**MATERIAL FOR THIS EXERCISE:**
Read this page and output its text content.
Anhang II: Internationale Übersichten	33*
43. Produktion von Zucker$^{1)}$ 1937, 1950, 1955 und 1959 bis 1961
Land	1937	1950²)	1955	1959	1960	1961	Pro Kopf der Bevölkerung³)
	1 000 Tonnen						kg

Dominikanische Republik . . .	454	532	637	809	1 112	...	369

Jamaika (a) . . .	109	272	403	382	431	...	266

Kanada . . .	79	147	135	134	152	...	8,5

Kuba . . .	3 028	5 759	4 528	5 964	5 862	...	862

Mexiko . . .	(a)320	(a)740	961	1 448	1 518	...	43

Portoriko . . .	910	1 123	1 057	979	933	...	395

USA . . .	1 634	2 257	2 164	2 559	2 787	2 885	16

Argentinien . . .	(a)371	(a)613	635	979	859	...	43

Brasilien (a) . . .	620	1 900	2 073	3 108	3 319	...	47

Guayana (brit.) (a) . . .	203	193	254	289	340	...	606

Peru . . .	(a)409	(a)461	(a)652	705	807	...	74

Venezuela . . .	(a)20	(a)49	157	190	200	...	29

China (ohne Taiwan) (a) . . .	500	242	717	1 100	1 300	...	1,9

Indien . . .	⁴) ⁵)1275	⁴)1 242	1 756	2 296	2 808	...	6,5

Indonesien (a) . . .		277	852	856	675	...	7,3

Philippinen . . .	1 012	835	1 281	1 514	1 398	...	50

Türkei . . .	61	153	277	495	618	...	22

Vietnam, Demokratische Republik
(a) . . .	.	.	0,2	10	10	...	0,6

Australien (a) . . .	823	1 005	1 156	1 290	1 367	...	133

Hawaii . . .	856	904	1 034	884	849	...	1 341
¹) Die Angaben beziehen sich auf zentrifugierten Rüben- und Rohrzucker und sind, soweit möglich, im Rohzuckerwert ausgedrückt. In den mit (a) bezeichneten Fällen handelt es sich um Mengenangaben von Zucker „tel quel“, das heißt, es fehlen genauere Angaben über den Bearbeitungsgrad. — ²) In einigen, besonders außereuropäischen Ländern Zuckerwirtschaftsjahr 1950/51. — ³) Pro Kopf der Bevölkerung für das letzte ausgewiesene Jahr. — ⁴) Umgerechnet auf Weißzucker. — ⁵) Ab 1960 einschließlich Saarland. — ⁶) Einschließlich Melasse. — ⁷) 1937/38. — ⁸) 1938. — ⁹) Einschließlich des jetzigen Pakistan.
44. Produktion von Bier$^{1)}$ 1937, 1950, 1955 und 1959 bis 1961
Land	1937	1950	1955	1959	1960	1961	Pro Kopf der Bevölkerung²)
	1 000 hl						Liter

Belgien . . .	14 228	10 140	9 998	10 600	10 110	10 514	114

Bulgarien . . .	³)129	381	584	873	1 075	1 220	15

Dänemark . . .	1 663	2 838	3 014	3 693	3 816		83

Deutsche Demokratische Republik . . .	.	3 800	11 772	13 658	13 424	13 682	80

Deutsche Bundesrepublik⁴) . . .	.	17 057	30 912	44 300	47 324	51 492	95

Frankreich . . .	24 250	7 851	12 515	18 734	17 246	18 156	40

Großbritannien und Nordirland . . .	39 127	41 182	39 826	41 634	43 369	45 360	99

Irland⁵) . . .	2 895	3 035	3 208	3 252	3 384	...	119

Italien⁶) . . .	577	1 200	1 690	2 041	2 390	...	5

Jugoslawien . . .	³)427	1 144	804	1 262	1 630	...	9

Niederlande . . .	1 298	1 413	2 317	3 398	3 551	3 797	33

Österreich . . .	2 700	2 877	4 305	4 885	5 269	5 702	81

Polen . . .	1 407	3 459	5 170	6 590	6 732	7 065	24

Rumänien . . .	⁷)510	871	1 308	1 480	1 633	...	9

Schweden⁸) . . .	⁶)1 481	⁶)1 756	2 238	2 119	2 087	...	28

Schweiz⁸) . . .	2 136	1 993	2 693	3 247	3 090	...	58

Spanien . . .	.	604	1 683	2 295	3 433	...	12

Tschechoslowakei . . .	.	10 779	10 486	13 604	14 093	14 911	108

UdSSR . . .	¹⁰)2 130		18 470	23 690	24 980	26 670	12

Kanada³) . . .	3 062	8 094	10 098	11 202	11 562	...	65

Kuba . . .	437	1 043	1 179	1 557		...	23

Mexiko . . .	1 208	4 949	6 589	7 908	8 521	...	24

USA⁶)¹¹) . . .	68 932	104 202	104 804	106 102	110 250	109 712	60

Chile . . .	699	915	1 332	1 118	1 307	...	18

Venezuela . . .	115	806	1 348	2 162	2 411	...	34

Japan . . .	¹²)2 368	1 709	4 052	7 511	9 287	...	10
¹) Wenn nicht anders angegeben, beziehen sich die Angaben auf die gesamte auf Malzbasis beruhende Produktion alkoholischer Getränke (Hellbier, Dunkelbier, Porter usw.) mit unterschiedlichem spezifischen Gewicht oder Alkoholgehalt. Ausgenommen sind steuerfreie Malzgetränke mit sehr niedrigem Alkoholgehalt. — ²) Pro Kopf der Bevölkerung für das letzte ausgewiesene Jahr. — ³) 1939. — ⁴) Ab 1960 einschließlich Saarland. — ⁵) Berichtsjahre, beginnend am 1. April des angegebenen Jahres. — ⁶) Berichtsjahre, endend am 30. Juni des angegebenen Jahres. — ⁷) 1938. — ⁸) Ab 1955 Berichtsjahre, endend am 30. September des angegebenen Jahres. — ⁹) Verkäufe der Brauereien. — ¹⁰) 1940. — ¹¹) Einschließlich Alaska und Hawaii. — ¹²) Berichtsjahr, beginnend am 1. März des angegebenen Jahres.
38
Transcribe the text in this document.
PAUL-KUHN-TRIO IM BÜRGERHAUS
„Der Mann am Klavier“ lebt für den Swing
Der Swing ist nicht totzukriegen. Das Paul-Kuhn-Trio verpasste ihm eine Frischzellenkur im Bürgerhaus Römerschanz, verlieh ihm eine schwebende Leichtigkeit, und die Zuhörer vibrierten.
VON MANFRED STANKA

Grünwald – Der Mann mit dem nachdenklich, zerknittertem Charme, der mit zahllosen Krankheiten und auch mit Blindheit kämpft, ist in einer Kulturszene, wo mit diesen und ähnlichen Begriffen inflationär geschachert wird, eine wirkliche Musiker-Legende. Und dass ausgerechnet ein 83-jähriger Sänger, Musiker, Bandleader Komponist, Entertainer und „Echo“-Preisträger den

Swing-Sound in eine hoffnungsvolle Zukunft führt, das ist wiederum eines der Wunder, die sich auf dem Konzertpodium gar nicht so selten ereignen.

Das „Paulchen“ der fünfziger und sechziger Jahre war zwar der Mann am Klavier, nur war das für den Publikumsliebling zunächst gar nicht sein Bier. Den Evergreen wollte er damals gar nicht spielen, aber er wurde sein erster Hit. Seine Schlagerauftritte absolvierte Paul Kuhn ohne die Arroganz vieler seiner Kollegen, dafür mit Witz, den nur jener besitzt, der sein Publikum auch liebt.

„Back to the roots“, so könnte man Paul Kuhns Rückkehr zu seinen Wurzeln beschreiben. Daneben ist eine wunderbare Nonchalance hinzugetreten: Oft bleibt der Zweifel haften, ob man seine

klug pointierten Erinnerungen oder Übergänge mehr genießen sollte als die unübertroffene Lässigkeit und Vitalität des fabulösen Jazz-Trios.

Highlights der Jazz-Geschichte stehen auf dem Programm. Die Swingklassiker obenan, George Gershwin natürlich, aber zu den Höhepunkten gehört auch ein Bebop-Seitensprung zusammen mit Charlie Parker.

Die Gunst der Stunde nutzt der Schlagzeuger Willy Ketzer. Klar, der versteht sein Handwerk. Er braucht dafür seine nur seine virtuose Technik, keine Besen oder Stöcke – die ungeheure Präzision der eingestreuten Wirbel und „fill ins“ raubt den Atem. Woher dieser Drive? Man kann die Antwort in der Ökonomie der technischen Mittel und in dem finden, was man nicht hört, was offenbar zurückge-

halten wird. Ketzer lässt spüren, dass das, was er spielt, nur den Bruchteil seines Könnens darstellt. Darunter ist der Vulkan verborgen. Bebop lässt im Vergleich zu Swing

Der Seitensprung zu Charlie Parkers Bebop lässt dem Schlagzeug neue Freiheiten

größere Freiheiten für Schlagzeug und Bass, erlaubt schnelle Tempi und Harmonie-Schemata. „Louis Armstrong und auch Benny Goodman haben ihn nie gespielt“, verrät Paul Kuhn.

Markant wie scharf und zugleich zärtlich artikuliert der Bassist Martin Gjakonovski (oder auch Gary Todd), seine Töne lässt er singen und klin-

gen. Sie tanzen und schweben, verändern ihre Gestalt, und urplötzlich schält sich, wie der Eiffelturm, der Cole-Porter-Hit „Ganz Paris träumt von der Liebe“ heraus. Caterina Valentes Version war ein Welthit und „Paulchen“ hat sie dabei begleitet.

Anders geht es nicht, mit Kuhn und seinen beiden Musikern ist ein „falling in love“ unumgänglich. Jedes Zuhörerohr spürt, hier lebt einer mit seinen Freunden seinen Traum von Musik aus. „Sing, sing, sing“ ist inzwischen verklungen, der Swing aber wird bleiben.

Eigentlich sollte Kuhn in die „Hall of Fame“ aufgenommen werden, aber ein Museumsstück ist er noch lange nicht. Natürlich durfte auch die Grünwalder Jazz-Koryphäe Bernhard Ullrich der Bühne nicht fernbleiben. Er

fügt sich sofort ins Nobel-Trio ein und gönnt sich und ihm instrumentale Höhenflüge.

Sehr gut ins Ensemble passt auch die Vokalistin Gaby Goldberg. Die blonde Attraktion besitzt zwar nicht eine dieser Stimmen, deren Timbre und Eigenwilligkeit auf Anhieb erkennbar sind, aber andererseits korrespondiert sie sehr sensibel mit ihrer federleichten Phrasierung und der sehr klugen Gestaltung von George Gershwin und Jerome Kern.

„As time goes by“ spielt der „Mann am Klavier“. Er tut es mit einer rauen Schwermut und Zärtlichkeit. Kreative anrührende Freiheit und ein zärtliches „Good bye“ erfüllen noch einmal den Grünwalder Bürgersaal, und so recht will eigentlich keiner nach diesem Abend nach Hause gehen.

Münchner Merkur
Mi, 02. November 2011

**ACTIVITY:** Within the records above, count the lines that include the string "Demokratische"; state the number and nothing else.

**FINISHED TASK:** 2